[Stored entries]
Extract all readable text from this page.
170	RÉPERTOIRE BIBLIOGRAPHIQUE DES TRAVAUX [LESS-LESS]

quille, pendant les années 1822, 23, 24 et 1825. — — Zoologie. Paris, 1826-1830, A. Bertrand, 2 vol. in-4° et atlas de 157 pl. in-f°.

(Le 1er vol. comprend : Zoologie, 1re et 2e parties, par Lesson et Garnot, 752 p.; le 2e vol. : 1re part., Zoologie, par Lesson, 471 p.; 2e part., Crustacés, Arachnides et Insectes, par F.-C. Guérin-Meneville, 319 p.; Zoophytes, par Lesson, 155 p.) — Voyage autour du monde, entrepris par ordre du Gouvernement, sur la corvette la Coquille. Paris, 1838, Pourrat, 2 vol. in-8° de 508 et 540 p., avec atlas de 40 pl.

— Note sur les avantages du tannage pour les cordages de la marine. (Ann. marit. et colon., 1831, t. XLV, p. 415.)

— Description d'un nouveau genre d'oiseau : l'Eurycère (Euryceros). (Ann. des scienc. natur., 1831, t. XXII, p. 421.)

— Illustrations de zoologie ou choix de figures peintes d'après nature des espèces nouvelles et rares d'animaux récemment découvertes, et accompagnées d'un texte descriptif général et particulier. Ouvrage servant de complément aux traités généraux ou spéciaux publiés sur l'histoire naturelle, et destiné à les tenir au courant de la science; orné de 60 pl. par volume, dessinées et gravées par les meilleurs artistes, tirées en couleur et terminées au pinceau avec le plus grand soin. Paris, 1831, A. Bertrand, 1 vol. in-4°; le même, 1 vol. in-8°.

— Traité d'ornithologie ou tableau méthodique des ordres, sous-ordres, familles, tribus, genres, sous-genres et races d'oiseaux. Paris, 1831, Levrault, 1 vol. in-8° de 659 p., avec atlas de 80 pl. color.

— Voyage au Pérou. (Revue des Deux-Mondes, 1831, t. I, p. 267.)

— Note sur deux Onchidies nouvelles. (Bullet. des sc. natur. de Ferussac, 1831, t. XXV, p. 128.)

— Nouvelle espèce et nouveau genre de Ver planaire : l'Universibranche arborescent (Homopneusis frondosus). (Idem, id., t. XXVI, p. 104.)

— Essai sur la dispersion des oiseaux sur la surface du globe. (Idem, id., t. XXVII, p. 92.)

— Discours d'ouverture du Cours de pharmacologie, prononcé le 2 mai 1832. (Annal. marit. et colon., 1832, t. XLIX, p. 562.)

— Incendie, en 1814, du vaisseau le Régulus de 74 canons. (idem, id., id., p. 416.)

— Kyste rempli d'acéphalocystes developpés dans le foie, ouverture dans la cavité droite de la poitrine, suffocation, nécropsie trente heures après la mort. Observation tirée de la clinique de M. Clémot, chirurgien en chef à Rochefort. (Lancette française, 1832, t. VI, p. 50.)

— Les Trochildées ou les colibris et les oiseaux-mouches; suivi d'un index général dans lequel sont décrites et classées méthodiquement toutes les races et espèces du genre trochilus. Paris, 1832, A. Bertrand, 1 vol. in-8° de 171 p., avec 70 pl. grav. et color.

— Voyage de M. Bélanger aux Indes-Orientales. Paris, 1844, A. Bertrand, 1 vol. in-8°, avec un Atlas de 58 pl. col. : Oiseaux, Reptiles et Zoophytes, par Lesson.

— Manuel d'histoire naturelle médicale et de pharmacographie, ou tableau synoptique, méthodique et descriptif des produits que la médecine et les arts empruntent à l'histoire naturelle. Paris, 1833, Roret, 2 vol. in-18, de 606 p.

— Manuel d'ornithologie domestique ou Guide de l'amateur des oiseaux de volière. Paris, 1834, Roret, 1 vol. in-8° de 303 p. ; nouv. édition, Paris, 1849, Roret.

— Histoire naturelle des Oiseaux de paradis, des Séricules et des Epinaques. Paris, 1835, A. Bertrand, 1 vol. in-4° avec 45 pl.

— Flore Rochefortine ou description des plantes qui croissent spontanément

EXERCISE BRIEF.
Determine the count of lines in the data above with the string "naturelle" in them, and give that count alone.

WRITTEN RESPONSE.
3